_PROBLEM_: Retype each line of the material exactly, please, skipping any picture in it.

_Items from a dataset_:

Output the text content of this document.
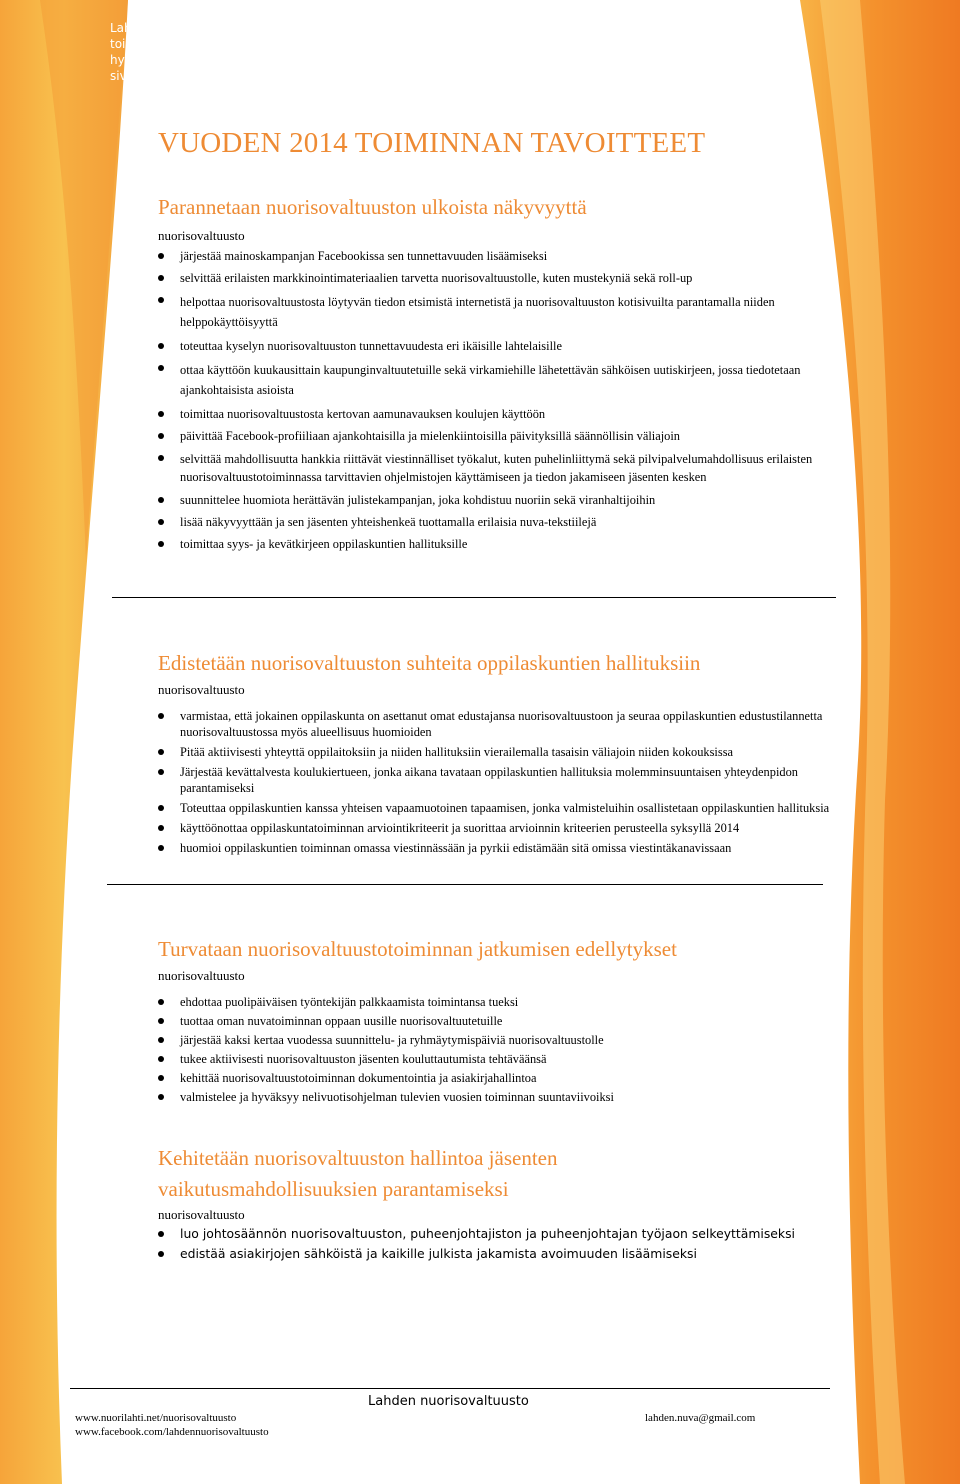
Lahden nuorisovaltuusto
toimintasuunnitelma ja talousarvioehdotus 2014
hyväksytty kokouksessa 15.1.2013
sivu 3 / 8
VUODEN 2014 TOIMINNAN TAVOITTEET
Parannetaan nuorisovaltuuston ulkoista näkyvyyttä
nuorisovaltuusto
järjestää mainoskampanjan Facebookissa sen tunnettavuuden lisäämiseksi
selvittää erilaisten markkinointimateriaalien tarvetta nuorisovaltuustolle, kuten mustekyniä sekä roll-up
helpottaa nuorisovaltuustosta löytyvän tiedon etsimistä internetistä ja nuorisovaltuuston kotisivuilta parantamalla niiden helppokäyttöisyyttä
toteuttaa kyselyn nuorisovaltuuston tunnettavuudesta eri ikäisille lahtelaisille
ottaa käyttöön kuukausittain kaupunginvaltuutetuille sekä virkamiehille lähetettävän sähköisen uutiskirjeen, jossa tiedotetaan ajankohtaisista asioista
toimittaa nuorisovaltuustosta kertovan aamunavauksen koulujen käyttöön
päivittää Facebook-profiiliaan ajankohtaisilla ja mielenkiintoisilla päivityksillä säännöllisin väliajoin
selvittää mahdollisuutta hankkia riittävät viestinnälliset työkalut, kuten puhelinliittymä sekä pilvipalvelumahdollisuus erilaisten nuorisovaltuustotoiminnassa tarvittavien ohjelmistojen käyttämiseen ja tiedon jakamiseen jäsenten kesken
suunnittelee huomiota herättävän julistekampanjan, joka kohdistuu nuoriin sekä viranhaltijoihin
lisää näkyvyyttään ja sen jäsenten yhteishenkeä tuottamalla erilaisia nuva-tekstiilejä
toimittaa syys- ja kevätkirjeen oppilaskuntien hallituksille
Edistetään nuorisovaltuuston suhteita oppilaskuntien hallituksiin
nuorisovaltuusto
varmistaa, että jokainen oppilaskunta on asettanut omat edustajansa nuorisovaltuustoon ja seuraa oppilaskuntien edustustilannetta nuorisovaltuustossa myös alueellisuus huomioiden
Pitää aktiivisesti yhteyttä oppilaitoksiin ja niiden hallituksiin vierailemalla tasaisin väliajoin niiden kokouksissa
Järjestää kevättalvesta koulukiertueen, jonka aikana tavataan oppilaskuntien hallituksia molemminsuuntaisen yhteydenpidon parantamiseksi
Toteuttaa oppilaskuntien kanssa yhteisen vapaamuotoinen tapaamisen, jonka valmisteluihin osallistetaan oppilaskuntien hallituksia
käyttöönottaa oppilaskuntatoiminnan arviointikriteerit ja suorittaa arvioinnin kriteerien perusteella syksyllä 2014
huomioi oppilaskuntien toiminnan omassa viestinnässään ja pyrkii edistämään sitä omissa viestintäkanavissaan
Turvataan nuorisovaltuustotoiminnan jatkumisen edellytykset
nuorisovaltuusto
ehdottaa puolipäiväisen työntekijän palkkaamista toimintansa tueksi
tuottaa oman nuvatoiminnan oppaan uusille nuorisovaltuutetuille
järjestää kaksi kertaa vuodessa suunnittelu- ja ryhmäytymispäiviä nuorisovaltuustolle
tukee aktiivisesti nuorisovaltuuston jäsenten kouluttautumista tehtäväänsä
kehittää nuorisovaltuustotoiminnan dokumentointia ja asiakirjahallintoa
valmistelee ja hyväksyy nelivuotisohjelman tulevien vuosien toiminnan suuntaviivoiksi
Kehitetään nuorisovaltuuston hallintoa jäsenten vaikutusmahdollisuuksien parantamiseksi
nuorisovaltuusto
luo johtosäännön nuorisovaltuuston, puheenjohtajiston ja puheenjohtajan työjaon selkeyttämiseksi
edistää asiakirjojen sähköistä ja kaikille julkista jakamista avoimuuden lisäämiseksi
Lahden nuorisovaltuusto
www.nuorilahti.net/nuorisovaltuusto
www.facebook.com/lahdennuorisovaltuusto
lahden.nuva@gmail.com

_TASK SOLUTION_:
Output the text content of this document.
Lahden nuorisovaltuusto
toimintasuunnitelma ja talousarvioehdotus 2014
hyväksytty kokouksessa 15.1.2013
sivu 3 / 8
VUODEN 2014 TOIMINNAN TAVOITTEET
Parannetaan nuorisovaltuuston ulkoista näkyvyyttä
nuorisovaltuusto
järjestää mainoskampanjan Facebookissa sen tunnettavuuden lisäämiseksi
selvittää erilaisten markkinointimateriaalien tarvetta nuorisovaltuustolle, kuten mustekyniä sekä roll-up
helpottaa nuorisovaltuustosta löytyvän tiedon etsimistä internetistä ja nuorisovaltuuston kotisivuilta parantamalla niiden helppokäyttöisyyttä
toteuttaa kyselyn nuorisovaltuuston tunnettavuudesta eri ikäisille lahtelaisille
ottaa käyttöön kuukausittain kaupunginvaltuutetuille sekä virkamiehille lähetettävän sähköisen uutiskirjeen, jossa tiedotetaan ajankohtaisista asioista
toimittaa nuorisovaltuustosta kertovan aamunavauksen koulujen käyttöön
päivittää Facebook-profiiliaan ajankohtaisilla ja mielenkiintoisilla päivityksillä säännöllisin väliajoin
selvittää mahdollisuutta hankkia riittävät viestinnälliset työkalut, kuten puhelinliittymä sekä pilvipalvelumahdollisuus erilaisten nuorisovaltuustotoiminnassa tarvittavien ohjelmistojen käyttämiseen ja tiedon jakamiseen jäsenten kesken
suunnittelee huomiota herättävän julistekampanjan, joka kohdistuu nuoriin sekä viranhaltijoihin
lisää näkyvyyttään ja sen jäsenten yhteishenkeä tuottamalla erilaisia nuva-tekstiilejä
toimittaa syys- ja kevätkirjeen oppilaskuntien hallituksille
Edistetään nuorisovaltuuston suhteita oppilaskuntien hallituksiin
nuorisovaltuusto
varmistaa, että jokainen oppilaskunta on asettanut omat edustajansa nuorisovaltuustoon ja seuraa oppilaskuntien edustustilannetta nuorisovaltuustossa myös alueellisuus huomioiden
Pitää aktiivisesti yhteyttä oppilaitoksiin ja niiden hallituksiin vierailemalla tasaisin väliajoin niiden kokouksissa
Järjestää kevättalvesta koulukiertueen, jonka aikana tavataan oppilaskuntien hallituksia molemminsuuntaisen yhteydenpidon parantamiseksi
Toteuttaa oppilaskuntien kanssa yhteisen vapaamuotoinen tapaamisen, jonka valmisteluihin osallistetaan oppilaskuntien hallituksia
käyttöönottaa oppilaskuntatoiminnan arviointikriteerit ja suorittaa arvioinnin kriteerien perusteella syksyllä 2014
huomioi oppilaskuntien toiminnan omassa viestinnässään ja pyrkii edistämään sitä omissa viestintäkanavissaan
Turvataan nuorisovaltuustotoiminnan jatkumisen edellytykset
nuorisovaltuusto
ehdottaa puolipäiväisen työntekijän palkkaamista toimintansa tueksi
tuottaa oman nuvatoiminnan oppaan uusille nuorisovaltuutetuille
järjestää kaksi kertaa vuodessa suunnittelu- ja ryhmäytymispäiviä nuorisovaltuustolle
tukee aktiivisesti nuorisovaltuuston jäsenten kouluttautumista tehtäväänsä
kehittää nuorisovaltuustotoiminnan dokumentointia ja asiakirjahallintoa
valmistelee ja hyväksyy nelivuotisohjelman tulevien vuosien toiminnan suuntaviivoiksi
Kehitetään nuorisovaltuuston hallintoa jäsenten vaikutusmahdollisuuksien parantamiseksi
nuorisovaltuusto
luo johtosäännön nuorisovaltuuston, puheenjohtajiston ja puheenjohtajan työjaon selkeyttämiseksi
edistää asiakirjojen sähköistä ja kaikille julkista jakamista avoimuuden lisäämiseksi
Lahden nuorisovaltuusto
www.nuorilahti.net/nuorisovaltuusto
www.facebook.com/lahdennuorisovaltuusto
lahden.nuva@gmail.com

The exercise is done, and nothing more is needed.